(A block of data)
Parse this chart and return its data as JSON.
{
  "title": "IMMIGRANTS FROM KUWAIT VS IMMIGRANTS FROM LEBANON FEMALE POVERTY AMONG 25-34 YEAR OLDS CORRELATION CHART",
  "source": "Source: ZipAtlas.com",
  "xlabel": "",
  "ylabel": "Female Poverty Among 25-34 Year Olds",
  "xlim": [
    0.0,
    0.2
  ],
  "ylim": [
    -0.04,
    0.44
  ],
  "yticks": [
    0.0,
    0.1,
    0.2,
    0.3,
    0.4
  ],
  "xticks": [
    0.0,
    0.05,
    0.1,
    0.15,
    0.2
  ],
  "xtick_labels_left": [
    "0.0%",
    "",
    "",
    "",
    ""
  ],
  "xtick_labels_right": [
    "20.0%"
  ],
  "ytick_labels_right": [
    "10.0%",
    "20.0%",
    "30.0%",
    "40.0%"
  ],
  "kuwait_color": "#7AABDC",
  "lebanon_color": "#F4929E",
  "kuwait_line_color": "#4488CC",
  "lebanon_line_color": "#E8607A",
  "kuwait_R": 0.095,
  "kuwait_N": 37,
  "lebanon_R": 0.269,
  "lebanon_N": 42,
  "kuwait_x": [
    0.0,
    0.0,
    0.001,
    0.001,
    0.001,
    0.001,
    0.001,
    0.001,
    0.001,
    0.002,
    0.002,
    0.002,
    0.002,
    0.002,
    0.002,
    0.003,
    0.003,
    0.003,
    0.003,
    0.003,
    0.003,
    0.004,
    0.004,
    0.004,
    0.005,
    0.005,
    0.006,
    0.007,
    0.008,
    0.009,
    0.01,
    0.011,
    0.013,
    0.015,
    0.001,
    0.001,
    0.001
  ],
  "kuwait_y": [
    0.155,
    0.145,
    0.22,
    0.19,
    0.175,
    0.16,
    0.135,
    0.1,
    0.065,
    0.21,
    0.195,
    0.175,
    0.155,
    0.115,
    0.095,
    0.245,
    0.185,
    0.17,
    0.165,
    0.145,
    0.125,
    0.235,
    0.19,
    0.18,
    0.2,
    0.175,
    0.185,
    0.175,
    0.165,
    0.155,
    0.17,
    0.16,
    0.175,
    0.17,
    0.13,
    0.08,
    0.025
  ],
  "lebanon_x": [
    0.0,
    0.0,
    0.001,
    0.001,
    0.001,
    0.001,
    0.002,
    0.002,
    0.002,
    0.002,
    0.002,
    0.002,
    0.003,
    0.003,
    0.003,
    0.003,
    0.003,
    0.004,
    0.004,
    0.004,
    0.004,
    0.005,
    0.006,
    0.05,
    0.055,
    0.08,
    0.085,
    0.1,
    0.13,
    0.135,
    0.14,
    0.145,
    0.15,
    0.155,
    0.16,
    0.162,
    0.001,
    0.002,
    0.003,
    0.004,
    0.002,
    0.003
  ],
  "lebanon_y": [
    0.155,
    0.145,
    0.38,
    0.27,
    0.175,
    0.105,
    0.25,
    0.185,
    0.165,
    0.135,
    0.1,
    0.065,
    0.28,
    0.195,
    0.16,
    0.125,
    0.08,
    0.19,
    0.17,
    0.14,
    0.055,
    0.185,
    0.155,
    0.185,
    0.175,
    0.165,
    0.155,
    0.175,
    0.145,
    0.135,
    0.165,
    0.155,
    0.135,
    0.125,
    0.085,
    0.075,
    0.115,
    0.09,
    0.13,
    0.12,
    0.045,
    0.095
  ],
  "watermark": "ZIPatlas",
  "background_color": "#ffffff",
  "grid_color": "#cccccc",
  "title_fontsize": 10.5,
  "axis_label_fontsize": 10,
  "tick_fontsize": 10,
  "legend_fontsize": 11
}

REQUIRED TASK
Repeat each of the entries above precisely as given.

SOLUTION FOR THIS PROBLEM
Parse this chart and return its data as JSON.
{
  "title": "IMMIGRANTS FROM KUWAIT VS IMMIGRANTS FROM LEBANON FEMALE POVERTY AMONG 25-34 YEAR OLDS CORRELATION CHART",
  "source": "Source: ZipAtlas.com",
  "xlabel": "",
  "ylabel": "Female Poverty Among 25-34 Year Olds",
  "xlim": [
    0.0,
    0.2
  ],
  "ylim": [
    -0.04,
    0.44
  ],
  "yticks": [
    0.0,
    0.1,
    0.2,
    0.3,
    0.4
  ],
  "xticks": [
    0.0,
    0.05,
    0.1,
    0.15,
    0.2
  ],
  "xtick_labels_left": [
    "0.0%",
    "",
    "",
    "",
    ""
  ],
  "xtick_labels_right": [
    "20.0%"
  ],
  "ytick_labels_right": [
    "10.0%",
    "20.0%",
    "30.0%",
    "40.0%"
  ],
  "kuwait_color": "#7AABDC",
  "lebanon_color": "#F4929E",
  "kuwait_line_color": "#4488CC",
  "lebanon_line_color": "#E8607A",
  "kuwait_R": 0.095,
  "kuwait_N": 37,
  "lebanon_R": 0.269,
  "lebanon_N": 42,
  "kuwait_x": [
    0.0,
    0.0,
    0.001,
    0.001,
    0.001,
    0.001,
    0.001,
    0.001,
    0.001,
    0.002,
    0.002,
    0.002,
    0.002,
    0.002,
    0.002,
    0.003,
    0.003,
    0.003,
    0.003,
    0.003,
    0.003,
    0.004,
    0.004,
    0.004,
    0.005,
    0.005,
    0.006,
    0.007,
    0.008,
    0.009,
    0.01,
    0.011,
    0.013,
    0.015,
    0.001,
    0.001,
    0.001
  ],
  "kuwait_y": [
    0.155,
    0.145,
    0.22,
    0.19,
    0.175,
    0.16,
    0.135,
    0.1,
    0.065,
    0.21,
    0.195,
    0.175,
    0.155,
    0.115,
    0.095,
    0.245,
    0.185,
    0.17,
    0.165,
    0.145,
    0.125,
    0.235,
    0.19,
    0.18,
    0.2,
    0.175,
    0.185,
    0.175,
    0.165,
    0.155,
    0.17,
    0.16,
    0.175,
    0.17,
    0.13,
    0.08,
    0.025
  ],
  "lebanon_x": [
    0.0,
    0.0,
    0.001,
    0.001,
    0.001,
    0.001,
    0.002,
    0.002,
    0.002,
    0.002,
    0.002,
    0.002,
    0.003,
    0.003,
    0.003,
    0.003,
    0.003,
    0.004,
    0.004,
    0.004,
    0.004,
    0.005,
    0.006,
    0.05,
    0.055,
    0.08,
    0.085,
    0.1,
    0.13,
    0.135,
    0.14,
    0.145,
    0.15,
    0.155,
    0.16,
    0.162,
    0.001,
    0.002,
    0.003,
    0.004,
    0.002,
    0.003
  ],
  "lebanon_y": [
    0.155,
    0.145,
    0.38,
    0.27,
    0.175,
    0.105,
    0.25,
    0.185,
    0.165,
    0.135,
    0.1,
    0.065,
    0.28,
    0.195,
    0.16,
    0.125,
    0.08,
    0.19,
    0.17,
    0.14,
    0.055,
    0.185,
    0.155,
    0.185,
    0.175,
    0.165,
    0.155,
    0.175,
    0.145,
    0.135,
    0.165,
    0.155,
    0.135,
    0.125,
    0.085,
    0.075,
    0.115,
    0.09,
    0.13,
    0.12,
    0.045,
    0.095
  ],
  "watermark": "ZIPatlas",
  "background_color": "#ffffff",
  "grid_color": "#cccccc",
  "title_fontsize": 10.5,
  "axis_label_fontsize": 10,
  "tick_fontsize": 10,
  "legend_fontsize": 11
}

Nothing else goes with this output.